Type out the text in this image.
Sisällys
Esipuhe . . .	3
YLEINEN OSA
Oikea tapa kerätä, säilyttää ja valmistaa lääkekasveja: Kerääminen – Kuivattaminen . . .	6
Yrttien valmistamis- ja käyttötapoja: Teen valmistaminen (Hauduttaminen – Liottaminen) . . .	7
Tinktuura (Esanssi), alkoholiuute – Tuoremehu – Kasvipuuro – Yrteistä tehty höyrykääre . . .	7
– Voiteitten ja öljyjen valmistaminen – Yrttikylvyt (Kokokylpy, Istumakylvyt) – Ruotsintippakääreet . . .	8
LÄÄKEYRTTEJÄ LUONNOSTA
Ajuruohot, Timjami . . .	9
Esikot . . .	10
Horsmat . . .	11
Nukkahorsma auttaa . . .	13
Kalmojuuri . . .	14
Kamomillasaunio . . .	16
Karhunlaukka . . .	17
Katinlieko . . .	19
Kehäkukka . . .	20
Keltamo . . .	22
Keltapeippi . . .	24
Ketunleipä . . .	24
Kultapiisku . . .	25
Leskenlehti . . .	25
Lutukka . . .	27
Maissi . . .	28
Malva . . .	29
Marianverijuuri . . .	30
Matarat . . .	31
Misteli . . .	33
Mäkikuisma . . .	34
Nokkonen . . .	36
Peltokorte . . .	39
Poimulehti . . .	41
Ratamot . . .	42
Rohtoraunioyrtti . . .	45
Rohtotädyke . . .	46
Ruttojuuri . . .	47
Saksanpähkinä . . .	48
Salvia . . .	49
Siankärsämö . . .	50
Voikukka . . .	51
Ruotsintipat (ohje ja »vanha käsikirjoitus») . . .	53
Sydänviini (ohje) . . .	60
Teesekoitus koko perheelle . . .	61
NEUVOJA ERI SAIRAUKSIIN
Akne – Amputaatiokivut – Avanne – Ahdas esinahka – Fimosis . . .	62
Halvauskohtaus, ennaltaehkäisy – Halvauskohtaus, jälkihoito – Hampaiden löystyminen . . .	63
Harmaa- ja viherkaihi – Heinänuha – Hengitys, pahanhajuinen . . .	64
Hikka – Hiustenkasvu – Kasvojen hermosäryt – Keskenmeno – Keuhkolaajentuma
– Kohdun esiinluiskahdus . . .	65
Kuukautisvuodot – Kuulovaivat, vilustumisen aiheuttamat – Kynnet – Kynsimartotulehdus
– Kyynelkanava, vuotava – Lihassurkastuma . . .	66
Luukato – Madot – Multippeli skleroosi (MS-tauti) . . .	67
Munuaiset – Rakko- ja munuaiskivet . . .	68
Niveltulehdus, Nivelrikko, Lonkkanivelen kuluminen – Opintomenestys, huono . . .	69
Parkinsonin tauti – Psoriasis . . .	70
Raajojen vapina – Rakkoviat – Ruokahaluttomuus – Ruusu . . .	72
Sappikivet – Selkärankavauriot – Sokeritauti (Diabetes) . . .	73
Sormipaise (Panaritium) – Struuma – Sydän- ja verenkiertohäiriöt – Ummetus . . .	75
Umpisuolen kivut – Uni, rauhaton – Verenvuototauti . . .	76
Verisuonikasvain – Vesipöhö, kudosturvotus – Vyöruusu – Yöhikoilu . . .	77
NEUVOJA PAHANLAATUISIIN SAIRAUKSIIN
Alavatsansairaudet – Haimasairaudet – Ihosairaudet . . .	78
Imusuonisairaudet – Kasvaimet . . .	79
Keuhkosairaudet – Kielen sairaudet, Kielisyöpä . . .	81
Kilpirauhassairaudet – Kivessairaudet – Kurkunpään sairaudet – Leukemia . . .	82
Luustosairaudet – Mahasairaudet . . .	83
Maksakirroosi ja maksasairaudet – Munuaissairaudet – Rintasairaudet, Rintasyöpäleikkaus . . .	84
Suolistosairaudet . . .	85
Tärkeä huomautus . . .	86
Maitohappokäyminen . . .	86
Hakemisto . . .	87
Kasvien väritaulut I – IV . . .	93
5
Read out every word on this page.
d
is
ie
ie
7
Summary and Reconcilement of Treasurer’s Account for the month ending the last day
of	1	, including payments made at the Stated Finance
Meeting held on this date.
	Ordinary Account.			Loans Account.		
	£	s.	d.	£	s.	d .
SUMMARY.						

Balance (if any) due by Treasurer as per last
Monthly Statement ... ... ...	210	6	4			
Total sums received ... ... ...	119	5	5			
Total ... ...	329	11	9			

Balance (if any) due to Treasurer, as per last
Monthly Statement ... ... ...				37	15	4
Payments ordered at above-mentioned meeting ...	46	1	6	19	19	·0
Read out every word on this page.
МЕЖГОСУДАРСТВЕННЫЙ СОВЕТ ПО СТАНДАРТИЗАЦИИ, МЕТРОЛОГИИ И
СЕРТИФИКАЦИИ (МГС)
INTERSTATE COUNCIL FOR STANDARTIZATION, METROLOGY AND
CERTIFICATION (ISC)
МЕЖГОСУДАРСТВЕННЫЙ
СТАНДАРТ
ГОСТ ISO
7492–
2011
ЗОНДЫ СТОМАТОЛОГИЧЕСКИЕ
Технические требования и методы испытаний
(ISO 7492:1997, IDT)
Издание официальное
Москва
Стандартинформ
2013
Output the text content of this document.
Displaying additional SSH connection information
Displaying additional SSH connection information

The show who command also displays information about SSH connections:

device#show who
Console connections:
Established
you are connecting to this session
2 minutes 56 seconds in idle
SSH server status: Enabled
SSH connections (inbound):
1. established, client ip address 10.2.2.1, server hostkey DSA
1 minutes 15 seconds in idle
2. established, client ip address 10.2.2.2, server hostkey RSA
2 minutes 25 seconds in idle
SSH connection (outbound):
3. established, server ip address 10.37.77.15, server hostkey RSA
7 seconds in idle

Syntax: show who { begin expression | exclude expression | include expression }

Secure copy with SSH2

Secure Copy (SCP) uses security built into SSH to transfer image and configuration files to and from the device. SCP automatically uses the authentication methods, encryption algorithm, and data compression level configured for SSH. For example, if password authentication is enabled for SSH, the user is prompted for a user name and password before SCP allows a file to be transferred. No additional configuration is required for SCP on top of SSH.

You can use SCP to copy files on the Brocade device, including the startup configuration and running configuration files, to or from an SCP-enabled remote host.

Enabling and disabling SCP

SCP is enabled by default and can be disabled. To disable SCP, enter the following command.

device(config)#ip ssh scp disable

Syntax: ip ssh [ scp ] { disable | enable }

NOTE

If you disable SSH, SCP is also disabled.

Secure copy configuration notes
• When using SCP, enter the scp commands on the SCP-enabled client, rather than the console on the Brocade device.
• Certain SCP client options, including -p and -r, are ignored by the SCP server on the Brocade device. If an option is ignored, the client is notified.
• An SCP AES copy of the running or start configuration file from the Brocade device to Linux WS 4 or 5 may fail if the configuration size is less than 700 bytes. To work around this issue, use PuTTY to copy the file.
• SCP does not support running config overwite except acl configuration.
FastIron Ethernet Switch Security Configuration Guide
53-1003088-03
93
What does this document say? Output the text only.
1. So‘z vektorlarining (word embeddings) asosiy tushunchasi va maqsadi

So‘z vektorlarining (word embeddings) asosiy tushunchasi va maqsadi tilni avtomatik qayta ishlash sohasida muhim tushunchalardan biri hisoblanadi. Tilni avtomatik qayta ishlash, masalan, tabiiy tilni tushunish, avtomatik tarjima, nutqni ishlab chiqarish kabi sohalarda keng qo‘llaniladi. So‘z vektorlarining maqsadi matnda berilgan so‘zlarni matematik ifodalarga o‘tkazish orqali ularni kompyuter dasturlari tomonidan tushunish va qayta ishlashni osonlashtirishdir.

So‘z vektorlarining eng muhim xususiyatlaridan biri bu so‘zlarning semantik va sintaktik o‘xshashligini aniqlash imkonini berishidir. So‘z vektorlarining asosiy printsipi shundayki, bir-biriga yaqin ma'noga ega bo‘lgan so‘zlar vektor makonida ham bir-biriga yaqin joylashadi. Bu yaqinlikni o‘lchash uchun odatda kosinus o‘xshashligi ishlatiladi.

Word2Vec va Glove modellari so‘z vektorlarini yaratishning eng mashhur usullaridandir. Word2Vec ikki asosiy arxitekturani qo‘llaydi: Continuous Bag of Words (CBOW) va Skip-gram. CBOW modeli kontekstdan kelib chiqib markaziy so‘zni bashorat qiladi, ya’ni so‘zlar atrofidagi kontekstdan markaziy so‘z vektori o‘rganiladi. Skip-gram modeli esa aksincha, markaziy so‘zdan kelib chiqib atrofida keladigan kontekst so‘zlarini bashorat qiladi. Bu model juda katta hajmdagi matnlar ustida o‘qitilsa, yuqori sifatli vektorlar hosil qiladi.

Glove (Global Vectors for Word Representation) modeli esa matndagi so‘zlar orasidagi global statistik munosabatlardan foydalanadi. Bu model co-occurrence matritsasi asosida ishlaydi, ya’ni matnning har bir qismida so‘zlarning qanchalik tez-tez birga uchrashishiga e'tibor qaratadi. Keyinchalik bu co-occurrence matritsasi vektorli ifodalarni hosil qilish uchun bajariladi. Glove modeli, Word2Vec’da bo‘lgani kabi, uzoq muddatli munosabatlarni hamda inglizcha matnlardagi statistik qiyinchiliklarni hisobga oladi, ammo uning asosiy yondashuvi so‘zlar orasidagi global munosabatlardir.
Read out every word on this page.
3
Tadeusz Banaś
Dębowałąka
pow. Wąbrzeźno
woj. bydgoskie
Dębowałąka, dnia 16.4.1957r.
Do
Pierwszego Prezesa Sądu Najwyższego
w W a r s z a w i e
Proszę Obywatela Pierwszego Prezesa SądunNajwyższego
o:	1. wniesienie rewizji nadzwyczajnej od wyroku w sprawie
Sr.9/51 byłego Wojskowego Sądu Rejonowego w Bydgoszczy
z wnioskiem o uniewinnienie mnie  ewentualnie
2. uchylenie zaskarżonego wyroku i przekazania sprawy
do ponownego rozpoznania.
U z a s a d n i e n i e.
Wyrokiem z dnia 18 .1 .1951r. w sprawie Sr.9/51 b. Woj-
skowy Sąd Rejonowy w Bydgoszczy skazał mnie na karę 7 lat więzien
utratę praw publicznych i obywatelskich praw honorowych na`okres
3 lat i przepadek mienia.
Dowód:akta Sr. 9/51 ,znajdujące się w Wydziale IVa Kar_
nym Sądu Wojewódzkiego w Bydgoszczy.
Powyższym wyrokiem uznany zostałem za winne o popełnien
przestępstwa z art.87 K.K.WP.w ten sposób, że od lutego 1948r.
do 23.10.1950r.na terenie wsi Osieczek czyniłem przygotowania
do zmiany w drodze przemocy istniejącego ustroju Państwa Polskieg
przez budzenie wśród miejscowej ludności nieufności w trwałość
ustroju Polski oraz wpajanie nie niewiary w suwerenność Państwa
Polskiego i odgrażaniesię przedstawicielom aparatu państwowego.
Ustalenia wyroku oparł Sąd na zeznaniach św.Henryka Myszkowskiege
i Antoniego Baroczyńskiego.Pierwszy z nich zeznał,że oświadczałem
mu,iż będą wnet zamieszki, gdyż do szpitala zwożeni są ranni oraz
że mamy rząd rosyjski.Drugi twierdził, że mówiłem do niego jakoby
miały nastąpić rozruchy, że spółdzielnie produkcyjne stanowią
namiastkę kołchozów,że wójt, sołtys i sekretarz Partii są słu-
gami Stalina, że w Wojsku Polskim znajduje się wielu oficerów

**EXERCISE TASK:**
Using the records given above, list every line that includes the word "МЕЖГОСУДАРСТВЕННЫЙ".

**OUTPUT BELOW:**
МЕЖГОСУДАРСТВЕННЫЙ СОВЕТ ПО СТАНДАРТИЗАЦИИ, МЕТРОЛОГИИ И
МЕЖГОСУДАРСТВЕННЫЙ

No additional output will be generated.